— begin Supplied records —
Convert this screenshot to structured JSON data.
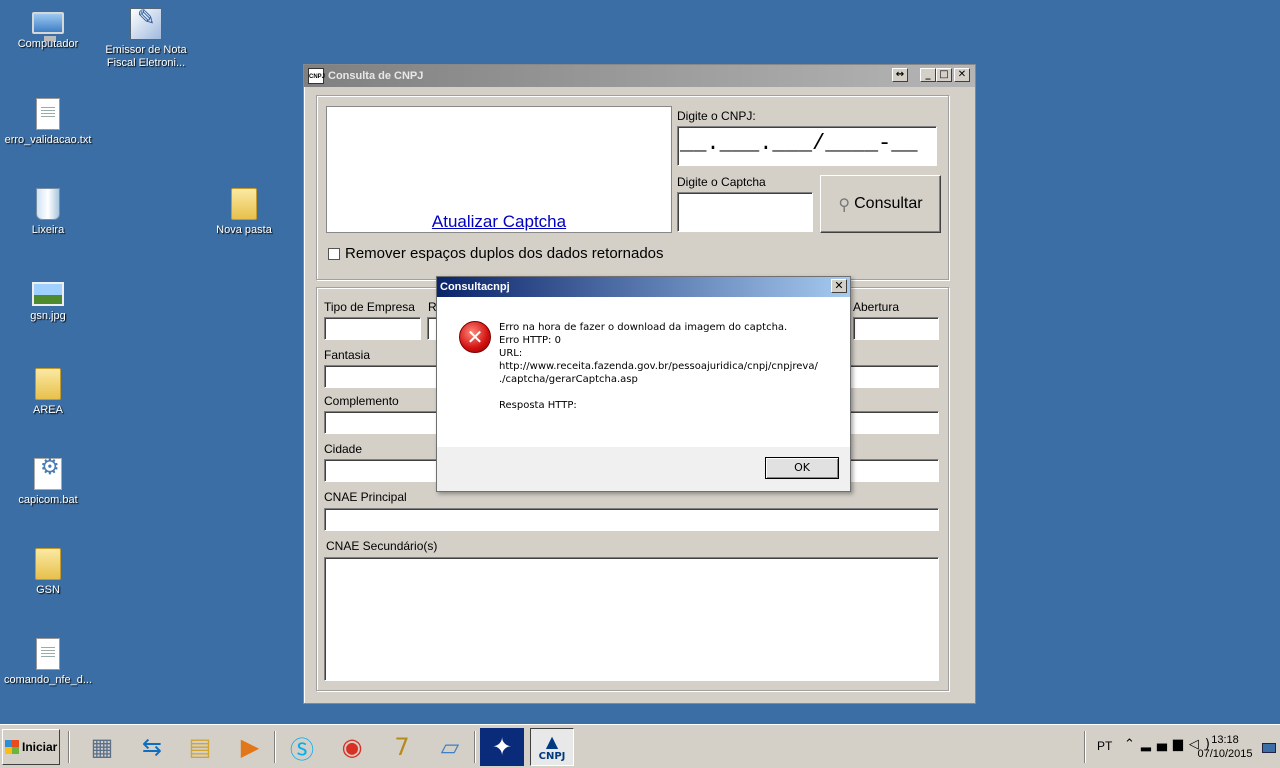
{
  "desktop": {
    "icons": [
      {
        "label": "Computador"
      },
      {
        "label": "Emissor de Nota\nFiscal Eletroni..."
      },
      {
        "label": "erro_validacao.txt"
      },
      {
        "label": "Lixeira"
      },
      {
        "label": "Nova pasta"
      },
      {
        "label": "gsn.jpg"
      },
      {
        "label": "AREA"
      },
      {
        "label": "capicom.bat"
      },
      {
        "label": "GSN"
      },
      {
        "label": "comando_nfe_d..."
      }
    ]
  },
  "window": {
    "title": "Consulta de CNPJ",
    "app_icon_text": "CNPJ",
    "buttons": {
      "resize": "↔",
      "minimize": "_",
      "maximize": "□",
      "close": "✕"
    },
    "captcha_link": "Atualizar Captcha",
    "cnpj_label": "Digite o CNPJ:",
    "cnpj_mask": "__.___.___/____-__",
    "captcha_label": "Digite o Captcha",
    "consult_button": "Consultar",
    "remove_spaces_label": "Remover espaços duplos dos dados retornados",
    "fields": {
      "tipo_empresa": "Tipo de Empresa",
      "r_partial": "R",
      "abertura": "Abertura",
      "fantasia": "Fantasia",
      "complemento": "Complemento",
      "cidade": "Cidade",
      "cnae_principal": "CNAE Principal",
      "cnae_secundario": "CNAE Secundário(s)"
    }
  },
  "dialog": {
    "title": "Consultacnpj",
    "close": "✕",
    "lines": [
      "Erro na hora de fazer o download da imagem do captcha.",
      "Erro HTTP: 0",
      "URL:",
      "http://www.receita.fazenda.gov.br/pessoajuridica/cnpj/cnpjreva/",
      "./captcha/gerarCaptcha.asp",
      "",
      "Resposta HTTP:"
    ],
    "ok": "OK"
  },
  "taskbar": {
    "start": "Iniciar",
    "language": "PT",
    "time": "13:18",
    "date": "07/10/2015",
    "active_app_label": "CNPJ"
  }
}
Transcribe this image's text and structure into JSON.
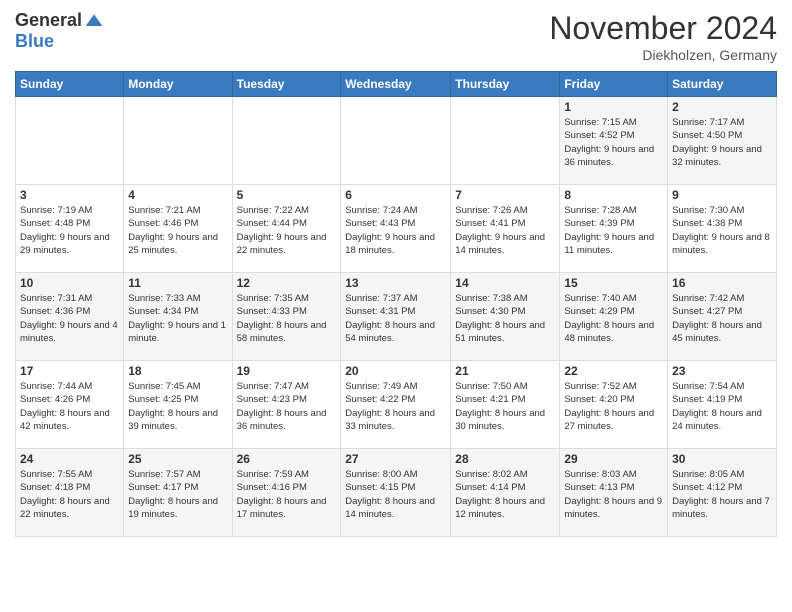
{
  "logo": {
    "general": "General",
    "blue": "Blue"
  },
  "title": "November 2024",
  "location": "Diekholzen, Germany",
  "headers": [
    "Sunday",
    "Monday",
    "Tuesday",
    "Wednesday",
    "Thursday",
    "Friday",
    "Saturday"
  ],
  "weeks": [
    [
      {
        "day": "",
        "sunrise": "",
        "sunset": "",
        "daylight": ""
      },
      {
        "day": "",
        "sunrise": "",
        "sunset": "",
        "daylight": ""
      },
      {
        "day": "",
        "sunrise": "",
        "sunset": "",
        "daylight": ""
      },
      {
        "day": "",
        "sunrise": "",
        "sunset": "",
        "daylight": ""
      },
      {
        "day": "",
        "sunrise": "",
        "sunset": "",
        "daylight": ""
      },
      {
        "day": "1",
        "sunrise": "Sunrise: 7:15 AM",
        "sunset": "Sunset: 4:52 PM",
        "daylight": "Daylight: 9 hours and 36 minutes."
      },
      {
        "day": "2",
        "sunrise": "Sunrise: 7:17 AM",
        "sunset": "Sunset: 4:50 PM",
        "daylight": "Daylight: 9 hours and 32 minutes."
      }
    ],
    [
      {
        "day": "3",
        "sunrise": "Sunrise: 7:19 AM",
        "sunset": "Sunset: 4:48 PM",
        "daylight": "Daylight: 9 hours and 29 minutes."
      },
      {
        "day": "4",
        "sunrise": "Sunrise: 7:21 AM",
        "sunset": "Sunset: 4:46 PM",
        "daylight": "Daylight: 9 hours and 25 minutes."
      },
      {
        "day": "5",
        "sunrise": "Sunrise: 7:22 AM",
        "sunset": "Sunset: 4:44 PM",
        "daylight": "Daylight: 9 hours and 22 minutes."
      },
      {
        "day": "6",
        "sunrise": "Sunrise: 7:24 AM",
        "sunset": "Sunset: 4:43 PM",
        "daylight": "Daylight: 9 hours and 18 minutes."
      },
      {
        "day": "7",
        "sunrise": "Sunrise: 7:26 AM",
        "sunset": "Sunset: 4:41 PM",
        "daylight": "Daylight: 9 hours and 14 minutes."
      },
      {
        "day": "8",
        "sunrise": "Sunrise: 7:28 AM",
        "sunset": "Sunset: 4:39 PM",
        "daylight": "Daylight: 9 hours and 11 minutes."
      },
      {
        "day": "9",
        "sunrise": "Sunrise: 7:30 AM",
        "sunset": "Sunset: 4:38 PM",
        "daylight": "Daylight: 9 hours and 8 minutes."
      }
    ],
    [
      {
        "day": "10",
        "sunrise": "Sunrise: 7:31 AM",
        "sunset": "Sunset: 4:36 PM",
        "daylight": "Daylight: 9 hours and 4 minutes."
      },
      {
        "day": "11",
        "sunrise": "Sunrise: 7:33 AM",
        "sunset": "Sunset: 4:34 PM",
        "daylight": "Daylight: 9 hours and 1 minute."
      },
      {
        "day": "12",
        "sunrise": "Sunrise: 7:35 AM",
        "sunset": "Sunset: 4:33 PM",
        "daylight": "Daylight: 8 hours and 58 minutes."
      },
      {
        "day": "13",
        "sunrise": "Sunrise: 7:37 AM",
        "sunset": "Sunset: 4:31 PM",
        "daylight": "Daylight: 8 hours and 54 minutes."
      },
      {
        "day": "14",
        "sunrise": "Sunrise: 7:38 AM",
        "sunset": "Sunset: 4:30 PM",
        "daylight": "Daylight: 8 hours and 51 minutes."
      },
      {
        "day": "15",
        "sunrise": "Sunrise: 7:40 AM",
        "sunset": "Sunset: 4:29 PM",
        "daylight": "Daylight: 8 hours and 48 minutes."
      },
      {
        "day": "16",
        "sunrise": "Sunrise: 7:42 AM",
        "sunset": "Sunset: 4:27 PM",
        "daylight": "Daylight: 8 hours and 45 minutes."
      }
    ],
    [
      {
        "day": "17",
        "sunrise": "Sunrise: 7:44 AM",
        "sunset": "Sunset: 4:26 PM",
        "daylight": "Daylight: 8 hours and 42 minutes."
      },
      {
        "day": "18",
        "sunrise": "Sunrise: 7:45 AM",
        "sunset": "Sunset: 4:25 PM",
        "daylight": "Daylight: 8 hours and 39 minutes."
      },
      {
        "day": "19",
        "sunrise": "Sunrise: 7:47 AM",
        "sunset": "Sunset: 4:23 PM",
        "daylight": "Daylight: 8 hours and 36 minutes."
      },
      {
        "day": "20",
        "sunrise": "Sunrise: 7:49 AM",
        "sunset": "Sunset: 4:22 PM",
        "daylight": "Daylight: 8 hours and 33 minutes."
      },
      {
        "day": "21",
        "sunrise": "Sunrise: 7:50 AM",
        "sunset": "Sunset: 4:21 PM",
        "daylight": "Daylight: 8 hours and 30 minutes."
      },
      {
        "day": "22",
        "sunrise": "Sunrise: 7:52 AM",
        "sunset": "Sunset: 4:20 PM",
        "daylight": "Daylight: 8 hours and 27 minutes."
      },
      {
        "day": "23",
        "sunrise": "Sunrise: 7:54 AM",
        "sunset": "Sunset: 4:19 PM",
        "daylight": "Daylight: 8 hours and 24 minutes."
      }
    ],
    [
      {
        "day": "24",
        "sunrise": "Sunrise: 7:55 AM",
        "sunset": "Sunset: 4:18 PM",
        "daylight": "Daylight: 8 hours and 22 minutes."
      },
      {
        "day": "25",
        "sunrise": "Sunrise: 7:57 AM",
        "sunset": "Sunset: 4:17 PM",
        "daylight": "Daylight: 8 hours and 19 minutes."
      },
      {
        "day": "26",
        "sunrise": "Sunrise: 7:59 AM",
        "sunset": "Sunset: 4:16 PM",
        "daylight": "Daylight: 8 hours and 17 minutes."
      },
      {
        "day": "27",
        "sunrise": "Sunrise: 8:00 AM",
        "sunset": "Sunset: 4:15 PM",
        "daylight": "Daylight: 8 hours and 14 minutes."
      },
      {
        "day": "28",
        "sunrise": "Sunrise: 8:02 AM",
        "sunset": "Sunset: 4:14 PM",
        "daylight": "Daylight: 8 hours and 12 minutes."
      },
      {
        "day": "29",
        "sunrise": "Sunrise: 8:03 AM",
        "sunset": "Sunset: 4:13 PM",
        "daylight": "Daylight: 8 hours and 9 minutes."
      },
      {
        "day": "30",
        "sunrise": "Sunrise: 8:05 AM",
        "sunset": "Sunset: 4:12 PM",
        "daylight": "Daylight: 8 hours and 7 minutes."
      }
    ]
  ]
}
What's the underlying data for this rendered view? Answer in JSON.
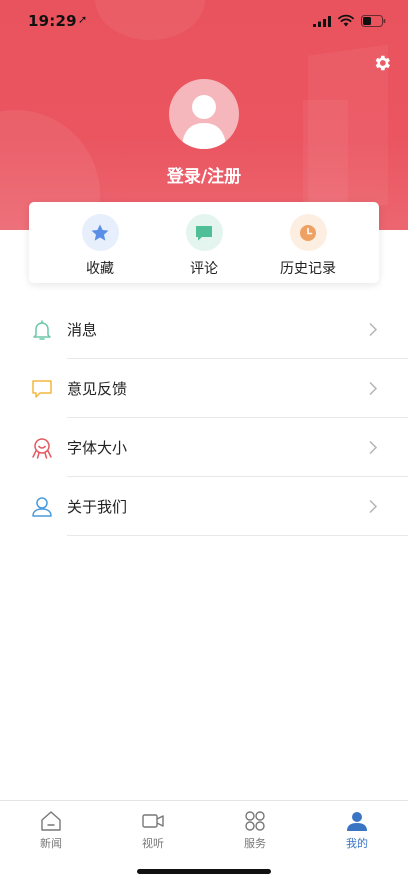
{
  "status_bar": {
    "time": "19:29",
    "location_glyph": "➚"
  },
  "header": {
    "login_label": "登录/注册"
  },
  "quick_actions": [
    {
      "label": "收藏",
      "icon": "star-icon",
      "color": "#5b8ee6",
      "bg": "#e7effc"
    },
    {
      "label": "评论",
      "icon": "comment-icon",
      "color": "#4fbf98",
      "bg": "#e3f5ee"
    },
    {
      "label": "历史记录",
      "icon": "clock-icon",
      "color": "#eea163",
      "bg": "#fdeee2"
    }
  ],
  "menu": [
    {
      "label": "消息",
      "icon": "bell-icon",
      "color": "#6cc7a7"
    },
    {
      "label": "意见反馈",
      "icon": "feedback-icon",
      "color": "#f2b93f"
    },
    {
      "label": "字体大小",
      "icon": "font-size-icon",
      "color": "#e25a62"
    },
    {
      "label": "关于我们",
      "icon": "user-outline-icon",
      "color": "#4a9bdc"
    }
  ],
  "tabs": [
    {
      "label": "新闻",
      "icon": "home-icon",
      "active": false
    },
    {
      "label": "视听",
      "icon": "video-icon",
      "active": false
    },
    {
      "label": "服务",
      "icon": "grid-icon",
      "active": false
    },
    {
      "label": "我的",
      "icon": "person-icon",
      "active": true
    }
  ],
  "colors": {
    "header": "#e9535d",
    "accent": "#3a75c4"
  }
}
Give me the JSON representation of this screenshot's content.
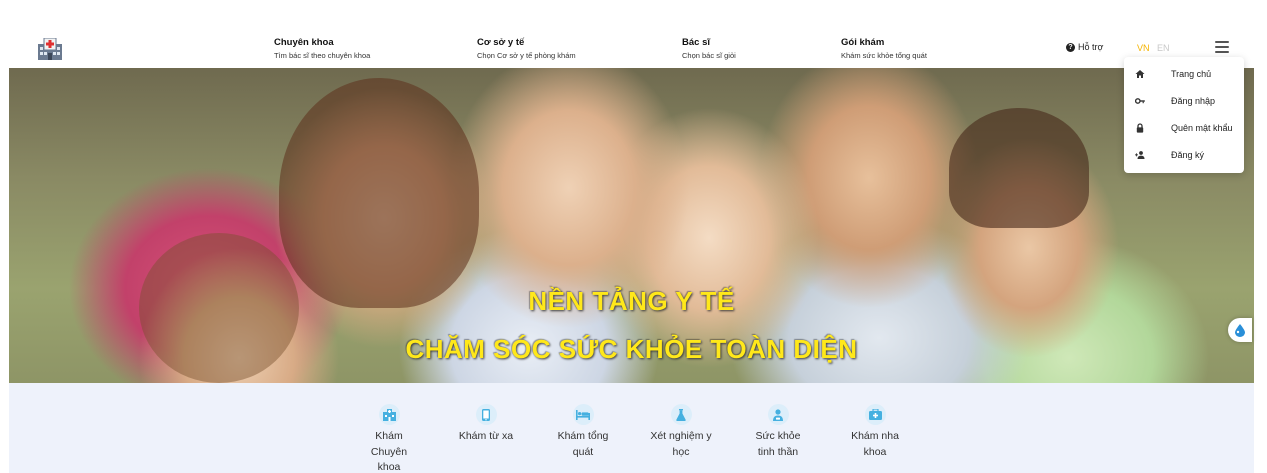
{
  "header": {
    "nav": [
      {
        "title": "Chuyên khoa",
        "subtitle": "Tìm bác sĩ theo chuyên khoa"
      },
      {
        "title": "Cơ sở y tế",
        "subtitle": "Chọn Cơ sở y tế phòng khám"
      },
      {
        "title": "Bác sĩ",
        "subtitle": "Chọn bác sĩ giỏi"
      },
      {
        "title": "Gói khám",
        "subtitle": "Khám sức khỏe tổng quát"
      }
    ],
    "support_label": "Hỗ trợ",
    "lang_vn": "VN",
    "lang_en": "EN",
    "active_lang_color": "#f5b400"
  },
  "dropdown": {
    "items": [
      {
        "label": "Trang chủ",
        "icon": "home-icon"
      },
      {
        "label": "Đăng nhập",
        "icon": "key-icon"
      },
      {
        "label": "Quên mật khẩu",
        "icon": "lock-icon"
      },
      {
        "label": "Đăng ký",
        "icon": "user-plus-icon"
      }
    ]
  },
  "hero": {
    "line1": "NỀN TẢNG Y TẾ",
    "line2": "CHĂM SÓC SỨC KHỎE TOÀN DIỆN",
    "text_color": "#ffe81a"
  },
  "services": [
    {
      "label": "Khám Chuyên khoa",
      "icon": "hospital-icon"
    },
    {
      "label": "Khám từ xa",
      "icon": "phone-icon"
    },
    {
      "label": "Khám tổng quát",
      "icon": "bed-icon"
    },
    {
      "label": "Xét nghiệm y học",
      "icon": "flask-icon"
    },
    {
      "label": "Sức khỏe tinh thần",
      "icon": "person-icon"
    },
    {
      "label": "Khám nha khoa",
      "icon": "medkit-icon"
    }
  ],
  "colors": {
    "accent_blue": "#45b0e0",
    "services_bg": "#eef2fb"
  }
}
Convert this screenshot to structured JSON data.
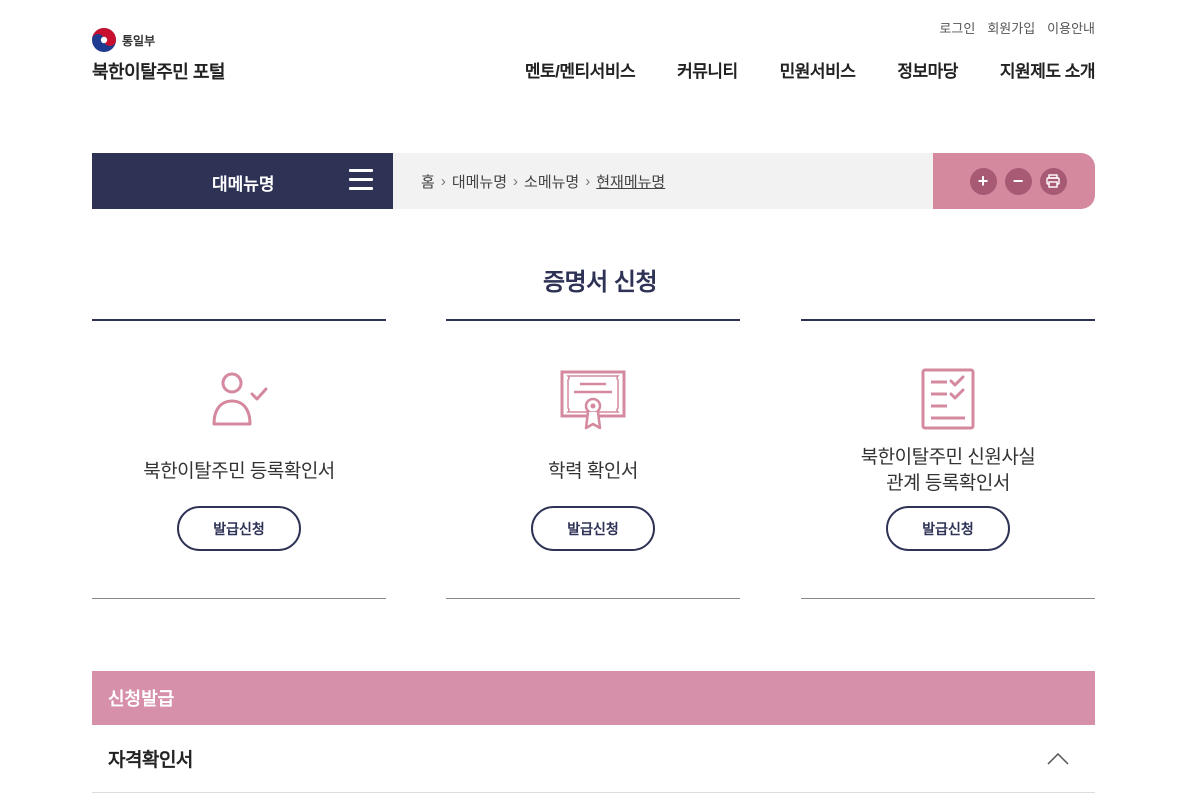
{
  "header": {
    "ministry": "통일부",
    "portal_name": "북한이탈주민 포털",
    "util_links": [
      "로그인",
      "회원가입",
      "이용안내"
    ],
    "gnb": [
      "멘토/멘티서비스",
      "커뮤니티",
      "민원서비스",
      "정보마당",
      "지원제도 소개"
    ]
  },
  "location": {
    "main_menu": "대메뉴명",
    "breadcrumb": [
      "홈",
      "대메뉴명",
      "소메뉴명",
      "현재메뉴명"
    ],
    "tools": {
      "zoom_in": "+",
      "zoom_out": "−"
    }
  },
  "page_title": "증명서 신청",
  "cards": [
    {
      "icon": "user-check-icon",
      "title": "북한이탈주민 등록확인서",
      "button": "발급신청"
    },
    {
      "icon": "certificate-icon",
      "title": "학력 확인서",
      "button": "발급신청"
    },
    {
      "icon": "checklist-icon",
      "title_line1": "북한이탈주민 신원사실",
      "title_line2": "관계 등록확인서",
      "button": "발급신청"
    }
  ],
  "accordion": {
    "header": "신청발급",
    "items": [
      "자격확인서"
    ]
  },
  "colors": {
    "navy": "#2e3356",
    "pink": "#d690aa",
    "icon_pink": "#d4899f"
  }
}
— end Supplied records —
* Task directions:
Select every line above that contains the word "quát", and copy it.

* Exercise output:
        "subtitle": "Khám sức khỏe tổng quát"
      "label": "Khám tổng quát",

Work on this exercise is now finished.